Job:
Below are the records; copy each line in them that holds the word "What".
begin Dataset content
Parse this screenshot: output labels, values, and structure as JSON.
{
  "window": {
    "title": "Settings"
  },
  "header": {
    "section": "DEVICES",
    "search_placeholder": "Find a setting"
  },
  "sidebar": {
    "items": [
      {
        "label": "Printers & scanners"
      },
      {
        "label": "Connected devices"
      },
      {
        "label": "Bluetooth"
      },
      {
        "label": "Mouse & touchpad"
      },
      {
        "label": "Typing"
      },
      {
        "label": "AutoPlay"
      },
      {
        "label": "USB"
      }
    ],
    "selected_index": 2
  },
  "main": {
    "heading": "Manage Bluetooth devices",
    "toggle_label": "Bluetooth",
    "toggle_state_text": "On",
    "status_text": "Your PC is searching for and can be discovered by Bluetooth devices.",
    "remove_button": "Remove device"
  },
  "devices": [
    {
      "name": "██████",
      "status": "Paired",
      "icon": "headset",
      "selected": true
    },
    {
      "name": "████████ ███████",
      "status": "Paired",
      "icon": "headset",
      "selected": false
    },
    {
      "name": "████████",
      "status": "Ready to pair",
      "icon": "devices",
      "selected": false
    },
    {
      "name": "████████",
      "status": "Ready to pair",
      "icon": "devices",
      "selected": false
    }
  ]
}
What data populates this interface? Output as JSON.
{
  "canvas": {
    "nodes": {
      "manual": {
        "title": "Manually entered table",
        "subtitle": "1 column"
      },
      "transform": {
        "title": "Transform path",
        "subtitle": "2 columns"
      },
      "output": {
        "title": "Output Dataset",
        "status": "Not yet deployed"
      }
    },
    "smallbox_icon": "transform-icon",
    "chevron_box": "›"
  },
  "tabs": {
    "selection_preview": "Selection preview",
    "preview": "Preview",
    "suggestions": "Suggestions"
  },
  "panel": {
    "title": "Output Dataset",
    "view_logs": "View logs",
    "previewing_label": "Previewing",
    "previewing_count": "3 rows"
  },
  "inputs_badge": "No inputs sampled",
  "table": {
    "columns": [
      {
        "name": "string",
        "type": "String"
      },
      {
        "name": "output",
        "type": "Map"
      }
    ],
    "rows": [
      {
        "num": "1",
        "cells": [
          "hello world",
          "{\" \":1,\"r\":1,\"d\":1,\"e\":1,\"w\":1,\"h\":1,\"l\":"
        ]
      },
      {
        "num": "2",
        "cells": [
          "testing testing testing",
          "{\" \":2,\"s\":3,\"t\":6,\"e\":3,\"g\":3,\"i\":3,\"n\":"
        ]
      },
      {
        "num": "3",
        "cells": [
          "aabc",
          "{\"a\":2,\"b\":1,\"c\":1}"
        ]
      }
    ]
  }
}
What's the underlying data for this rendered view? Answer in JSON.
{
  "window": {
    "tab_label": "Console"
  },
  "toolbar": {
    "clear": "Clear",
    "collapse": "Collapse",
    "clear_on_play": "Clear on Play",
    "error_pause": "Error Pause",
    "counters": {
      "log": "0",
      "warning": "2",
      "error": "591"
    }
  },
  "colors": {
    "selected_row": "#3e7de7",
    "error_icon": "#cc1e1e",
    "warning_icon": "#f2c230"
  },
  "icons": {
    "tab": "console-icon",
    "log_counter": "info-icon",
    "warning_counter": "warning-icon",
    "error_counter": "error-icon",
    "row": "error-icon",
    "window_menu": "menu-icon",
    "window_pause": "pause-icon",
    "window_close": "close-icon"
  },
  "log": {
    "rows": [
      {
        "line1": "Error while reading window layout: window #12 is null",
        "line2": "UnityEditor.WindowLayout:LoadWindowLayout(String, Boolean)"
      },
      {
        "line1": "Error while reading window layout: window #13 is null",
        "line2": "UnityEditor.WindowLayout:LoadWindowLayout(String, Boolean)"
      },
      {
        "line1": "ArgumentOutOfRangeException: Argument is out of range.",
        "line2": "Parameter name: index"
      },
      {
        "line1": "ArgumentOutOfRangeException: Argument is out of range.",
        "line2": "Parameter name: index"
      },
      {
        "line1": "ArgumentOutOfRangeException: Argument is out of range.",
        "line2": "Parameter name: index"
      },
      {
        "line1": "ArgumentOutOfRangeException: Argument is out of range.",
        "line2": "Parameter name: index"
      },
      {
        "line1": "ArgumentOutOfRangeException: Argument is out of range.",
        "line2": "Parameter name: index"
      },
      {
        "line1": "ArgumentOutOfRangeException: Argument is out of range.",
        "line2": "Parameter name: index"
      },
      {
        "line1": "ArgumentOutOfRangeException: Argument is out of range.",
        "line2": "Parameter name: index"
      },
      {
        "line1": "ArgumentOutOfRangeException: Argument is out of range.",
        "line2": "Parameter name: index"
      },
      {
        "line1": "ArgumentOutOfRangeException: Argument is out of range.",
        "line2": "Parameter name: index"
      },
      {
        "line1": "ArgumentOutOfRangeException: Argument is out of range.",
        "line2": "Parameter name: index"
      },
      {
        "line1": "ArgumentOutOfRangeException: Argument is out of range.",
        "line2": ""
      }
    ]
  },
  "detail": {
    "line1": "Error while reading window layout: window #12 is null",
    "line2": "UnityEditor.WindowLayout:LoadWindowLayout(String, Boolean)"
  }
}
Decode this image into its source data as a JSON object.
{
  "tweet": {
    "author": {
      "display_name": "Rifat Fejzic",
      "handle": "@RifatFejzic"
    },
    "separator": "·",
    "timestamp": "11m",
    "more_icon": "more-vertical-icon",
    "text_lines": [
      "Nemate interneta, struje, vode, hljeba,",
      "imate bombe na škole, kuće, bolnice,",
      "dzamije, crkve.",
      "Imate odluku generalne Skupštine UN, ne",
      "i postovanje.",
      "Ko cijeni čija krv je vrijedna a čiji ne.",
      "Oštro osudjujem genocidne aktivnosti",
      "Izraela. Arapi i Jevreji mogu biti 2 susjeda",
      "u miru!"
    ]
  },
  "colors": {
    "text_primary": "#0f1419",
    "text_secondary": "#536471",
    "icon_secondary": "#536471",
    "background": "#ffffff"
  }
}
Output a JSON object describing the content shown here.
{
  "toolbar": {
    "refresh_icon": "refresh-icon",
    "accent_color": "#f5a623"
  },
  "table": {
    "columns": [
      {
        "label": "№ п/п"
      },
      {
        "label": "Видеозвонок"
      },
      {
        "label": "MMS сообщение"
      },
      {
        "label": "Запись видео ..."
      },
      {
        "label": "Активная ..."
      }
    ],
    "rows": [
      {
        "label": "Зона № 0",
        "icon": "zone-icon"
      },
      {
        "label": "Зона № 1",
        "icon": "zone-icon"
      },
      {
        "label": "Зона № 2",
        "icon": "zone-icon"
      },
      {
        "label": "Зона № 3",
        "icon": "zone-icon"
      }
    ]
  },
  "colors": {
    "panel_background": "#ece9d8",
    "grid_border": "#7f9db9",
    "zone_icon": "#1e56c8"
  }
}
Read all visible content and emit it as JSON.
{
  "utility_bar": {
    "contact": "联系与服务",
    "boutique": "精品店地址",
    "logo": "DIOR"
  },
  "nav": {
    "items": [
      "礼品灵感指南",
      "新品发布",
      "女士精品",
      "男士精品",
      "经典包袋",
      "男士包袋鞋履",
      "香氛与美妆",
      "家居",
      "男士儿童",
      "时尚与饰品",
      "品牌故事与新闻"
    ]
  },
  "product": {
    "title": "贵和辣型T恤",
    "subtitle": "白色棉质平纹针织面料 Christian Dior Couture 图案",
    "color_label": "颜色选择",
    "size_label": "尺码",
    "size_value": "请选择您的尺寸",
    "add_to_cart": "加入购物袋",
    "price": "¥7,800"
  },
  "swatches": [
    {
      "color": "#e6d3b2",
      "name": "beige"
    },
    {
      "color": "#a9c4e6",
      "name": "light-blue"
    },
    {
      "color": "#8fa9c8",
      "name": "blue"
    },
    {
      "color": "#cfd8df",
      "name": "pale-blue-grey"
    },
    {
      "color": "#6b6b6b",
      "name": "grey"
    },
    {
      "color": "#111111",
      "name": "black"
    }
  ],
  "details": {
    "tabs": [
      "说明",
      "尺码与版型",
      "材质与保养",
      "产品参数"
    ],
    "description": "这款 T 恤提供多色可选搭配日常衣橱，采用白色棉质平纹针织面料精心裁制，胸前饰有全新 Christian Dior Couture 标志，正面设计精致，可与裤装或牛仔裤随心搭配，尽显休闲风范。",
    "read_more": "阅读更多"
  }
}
end Dataset content
Finished exercise:
What data populates this interface? Output as JSON.
What's the underlying data for this rendered view? Answer in JSON.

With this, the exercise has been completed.